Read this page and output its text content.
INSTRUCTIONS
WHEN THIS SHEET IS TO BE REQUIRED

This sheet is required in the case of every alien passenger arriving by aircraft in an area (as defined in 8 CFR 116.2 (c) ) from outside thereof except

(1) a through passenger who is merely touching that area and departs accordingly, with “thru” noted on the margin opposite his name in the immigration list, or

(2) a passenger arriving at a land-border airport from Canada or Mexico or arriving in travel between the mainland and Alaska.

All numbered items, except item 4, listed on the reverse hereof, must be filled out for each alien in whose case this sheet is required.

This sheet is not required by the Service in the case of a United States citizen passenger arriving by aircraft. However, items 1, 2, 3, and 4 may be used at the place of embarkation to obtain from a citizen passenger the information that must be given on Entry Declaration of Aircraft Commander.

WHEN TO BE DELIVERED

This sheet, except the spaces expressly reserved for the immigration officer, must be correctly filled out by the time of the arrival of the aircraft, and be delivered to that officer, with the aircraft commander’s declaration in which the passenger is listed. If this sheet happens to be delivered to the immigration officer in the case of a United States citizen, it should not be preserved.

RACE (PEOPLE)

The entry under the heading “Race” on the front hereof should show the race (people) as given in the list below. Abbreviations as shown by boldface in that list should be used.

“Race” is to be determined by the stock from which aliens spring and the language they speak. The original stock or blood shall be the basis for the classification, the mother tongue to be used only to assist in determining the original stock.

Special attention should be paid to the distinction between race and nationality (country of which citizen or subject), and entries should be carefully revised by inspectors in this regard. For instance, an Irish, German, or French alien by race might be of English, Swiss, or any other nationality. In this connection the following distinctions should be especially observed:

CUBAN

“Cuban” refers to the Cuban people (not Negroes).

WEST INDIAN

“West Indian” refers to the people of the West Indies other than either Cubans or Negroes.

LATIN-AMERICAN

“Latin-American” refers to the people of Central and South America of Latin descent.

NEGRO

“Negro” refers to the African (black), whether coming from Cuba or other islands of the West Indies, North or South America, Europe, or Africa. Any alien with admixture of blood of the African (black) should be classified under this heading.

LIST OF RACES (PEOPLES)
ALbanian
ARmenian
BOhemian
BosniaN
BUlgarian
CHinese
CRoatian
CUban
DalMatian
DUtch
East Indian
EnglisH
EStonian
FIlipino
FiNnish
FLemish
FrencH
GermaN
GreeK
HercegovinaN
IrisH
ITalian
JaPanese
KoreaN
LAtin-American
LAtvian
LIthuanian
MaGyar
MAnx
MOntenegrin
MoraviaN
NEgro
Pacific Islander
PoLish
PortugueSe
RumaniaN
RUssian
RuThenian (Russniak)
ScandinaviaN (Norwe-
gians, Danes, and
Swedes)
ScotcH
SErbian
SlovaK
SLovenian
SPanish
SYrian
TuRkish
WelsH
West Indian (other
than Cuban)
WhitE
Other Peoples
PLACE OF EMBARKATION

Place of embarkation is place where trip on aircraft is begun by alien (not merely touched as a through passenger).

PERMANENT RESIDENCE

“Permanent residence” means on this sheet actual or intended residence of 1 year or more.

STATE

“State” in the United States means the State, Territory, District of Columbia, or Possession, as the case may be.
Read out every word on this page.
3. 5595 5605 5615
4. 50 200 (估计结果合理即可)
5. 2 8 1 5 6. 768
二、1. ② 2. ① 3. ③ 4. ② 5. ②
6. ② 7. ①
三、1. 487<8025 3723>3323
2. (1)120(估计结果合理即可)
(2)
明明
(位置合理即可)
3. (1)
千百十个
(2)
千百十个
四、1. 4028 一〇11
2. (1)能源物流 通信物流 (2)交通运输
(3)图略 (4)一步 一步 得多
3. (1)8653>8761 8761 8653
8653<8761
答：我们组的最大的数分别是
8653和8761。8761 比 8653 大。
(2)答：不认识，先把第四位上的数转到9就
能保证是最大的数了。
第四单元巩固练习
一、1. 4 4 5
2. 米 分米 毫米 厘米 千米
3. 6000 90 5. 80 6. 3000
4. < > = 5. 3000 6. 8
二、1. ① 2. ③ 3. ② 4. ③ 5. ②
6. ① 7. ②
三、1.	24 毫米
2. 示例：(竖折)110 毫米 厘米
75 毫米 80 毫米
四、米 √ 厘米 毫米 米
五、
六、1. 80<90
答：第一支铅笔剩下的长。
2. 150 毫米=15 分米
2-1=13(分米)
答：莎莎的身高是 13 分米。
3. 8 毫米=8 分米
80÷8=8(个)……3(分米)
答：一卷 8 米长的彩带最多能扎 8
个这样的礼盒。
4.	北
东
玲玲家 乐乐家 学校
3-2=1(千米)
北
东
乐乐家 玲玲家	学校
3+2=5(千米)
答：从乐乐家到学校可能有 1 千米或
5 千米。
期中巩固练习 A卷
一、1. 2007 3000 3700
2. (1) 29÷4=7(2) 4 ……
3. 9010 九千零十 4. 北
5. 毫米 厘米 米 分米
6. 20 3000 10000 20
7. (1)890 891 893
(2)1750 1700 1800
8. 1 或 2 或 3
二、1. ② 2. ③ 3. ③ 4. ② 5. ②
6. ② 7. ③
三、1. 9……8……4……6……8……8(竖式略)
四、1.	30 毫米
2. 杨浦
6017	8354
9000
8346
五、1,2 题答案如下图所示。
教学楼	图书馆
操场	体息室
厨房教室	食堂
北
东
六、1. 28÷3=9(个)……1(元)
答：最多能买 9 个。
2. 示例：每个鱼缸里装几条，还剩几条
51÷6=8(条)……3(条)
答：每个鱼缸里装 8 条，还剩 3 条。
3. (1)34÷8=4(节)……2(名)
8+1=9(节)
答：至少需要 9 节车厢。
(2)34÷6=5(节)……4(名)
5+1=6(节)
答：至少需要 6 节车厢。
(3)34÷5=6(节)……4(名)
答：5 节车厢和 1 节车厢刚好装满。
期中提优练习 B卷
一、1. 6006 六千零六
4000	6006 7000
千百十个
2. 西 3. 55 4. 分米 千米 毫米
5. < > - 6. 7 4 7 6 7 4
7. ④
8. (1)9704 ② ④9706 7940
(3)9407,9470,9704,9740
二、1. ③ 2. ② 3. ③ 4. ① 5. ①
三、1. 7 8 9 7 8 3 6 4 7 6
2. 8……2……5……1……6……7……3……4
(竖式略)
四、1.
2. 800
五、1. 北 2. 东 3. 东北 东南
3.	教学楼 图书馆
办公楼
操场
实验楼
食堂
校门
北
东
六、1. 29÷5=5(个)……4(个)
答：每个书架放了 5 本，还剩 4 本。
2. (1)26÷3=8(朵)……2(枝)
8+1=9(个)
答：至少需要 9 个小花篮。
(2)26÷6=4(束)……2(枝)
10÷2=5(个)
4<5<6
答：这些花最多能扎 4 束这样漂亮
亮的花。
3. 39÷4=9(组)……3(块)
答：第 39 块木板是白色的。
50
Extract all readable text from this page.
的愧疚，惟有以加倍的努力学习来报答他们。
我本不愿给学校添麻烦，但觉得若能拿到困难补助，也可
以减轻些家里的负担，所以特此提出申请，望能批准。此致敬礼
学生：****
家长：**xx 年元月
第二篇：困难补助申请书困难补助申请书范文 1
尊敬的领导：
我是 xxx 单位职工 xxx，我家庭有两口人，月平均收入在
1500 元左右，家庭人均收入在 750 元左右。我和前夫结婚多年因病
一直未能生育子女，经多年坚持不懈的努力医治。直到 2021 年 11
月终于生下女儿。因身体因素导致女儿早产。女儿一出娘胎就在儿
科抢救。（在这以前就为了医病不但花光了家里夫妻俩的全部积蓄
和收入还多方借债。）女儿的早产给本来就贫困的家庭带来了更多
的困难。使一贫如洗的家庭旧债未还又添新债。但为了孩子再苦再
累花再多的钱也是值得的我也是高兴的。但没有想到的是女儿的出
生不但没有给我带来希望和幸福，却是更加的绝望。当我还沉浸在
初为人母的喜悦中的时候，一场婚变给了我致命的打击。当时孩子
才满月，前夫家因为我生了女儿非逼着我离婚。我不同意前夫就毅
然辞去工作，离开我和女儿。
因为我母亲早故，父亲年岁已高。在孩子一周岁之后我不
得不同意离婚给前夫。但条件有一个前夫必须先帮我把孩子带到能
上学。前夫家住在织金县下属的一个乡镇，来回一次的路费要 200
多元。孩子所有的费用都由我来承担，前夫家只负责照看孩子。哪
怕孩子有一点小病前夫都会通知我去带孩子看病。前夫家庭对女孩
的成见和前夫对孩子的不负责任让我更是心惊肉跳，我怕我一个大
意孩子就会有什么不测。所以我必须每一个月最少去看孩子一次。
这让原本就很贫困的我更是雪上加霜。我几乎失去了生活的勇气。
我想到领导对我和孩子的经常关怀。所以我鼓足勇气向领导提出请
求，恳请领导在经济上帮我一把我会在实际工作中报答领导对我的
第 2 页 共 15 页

- - - - - - -

Give the count of lines in the data above that hold the string "immigration", with no additional words.

> **WRITTEN ANSWER**: 2